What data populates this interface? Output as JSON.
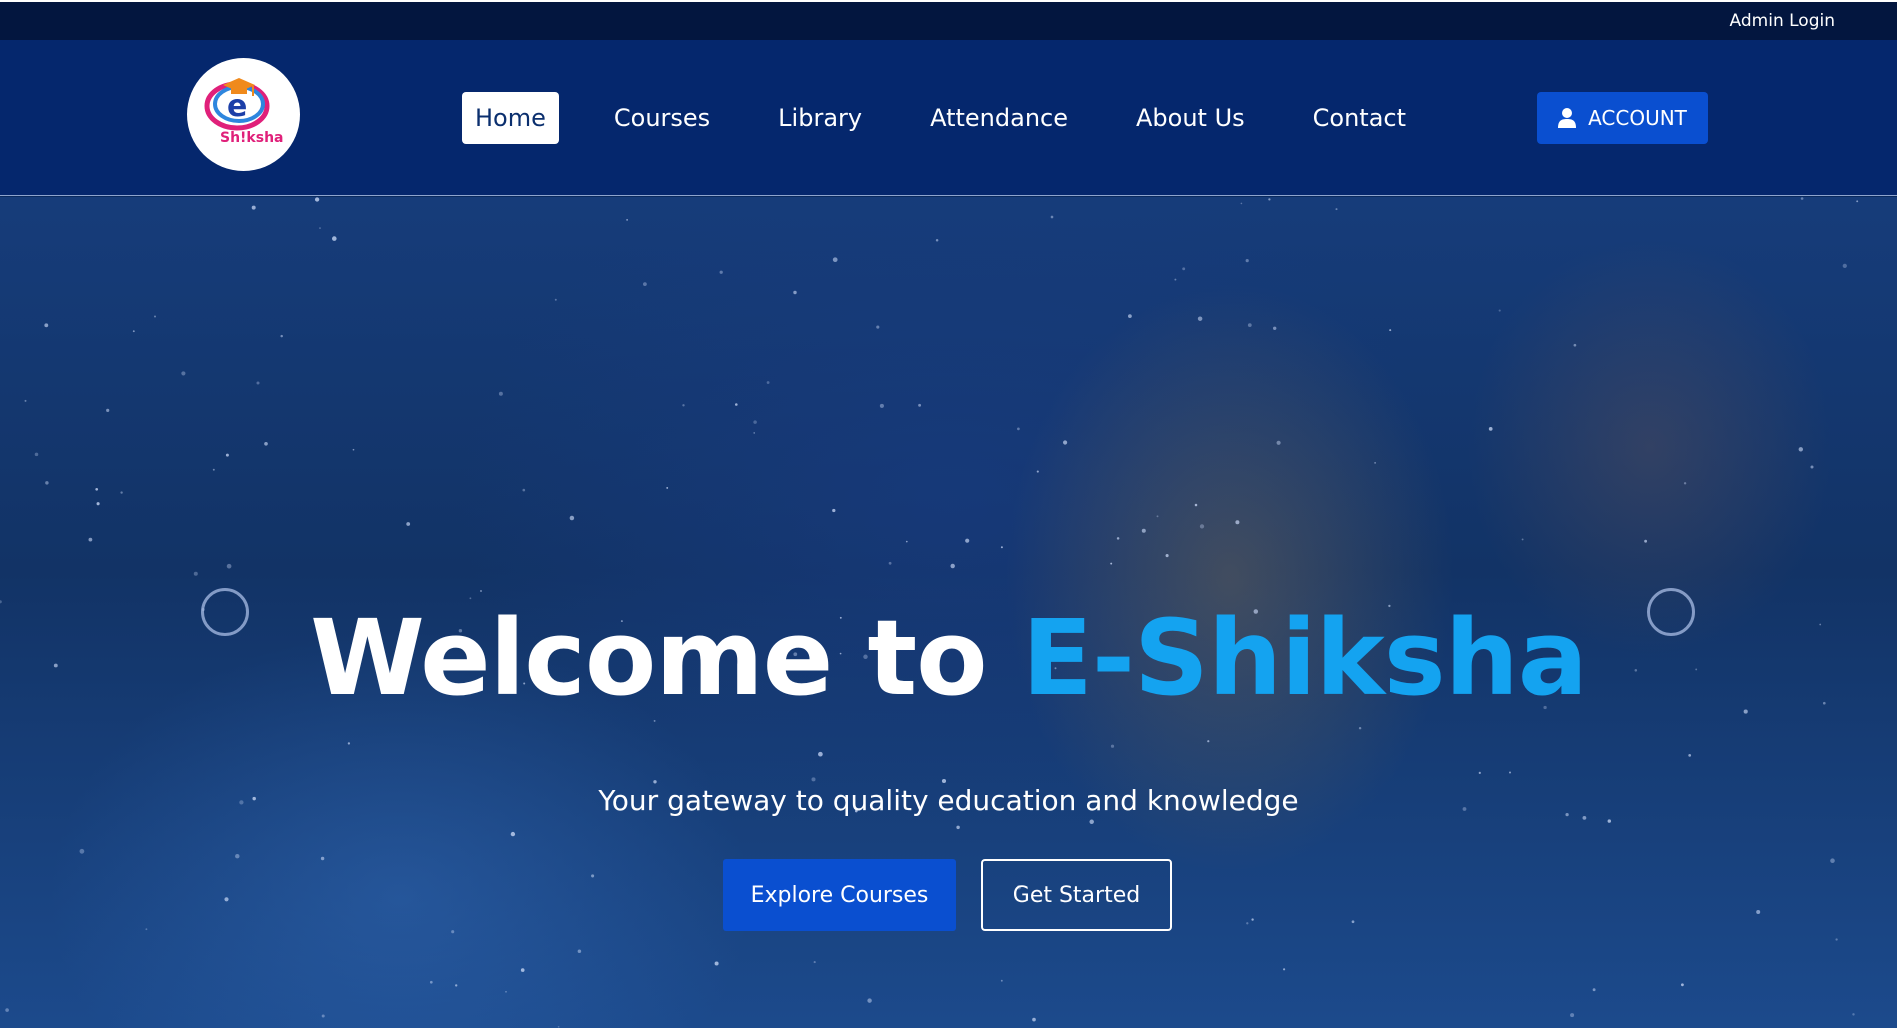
{
  "topbar": {
    "admin_login": "Admin Login"
  },
  "header": {
    "logo": {
      "text": "Sh!ksha",
      "letter": "e"
    },
    "nav": [
      {
        "label": "Home",
        "active": true
      },
      {
        "label": "Courses"
      },
      {
        "label": "Library"
      },
      {
        "label": "Attendance"
      },
      {
        "label": "About Us"
      },
      {
        "label": "Contact"
      }
    ],
    "account": {
      "label": "ACCOUNT",
      "icon": "user-icon"
    }
  },
  "hero": {
    "title_prefix": "Welcome to",
    "title_accent": "E-Shiksha",
    "subtitle": "Your gateway to quality education and knowledge",
    "explore_button": "Explore Courses",
    "started_button": "Get Started",
    "carousel": {
      "prev_icon": "circle-prev-icon",
      "next_icon": "circle-next-icon"
    }
  },
  "colors": {
    "topbar": "#03163f",
    "header": "#05276d",
    "primary_button": "#0a4fd0",
    "accent_text": "#14a3f0"
  }
}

▶ _Problem requirements_
Collect the lines that hold "circle".

▶ _Answer below_
      "prev_icon": "circle-prev-icon",
      "next_icon": "circle-next-icon"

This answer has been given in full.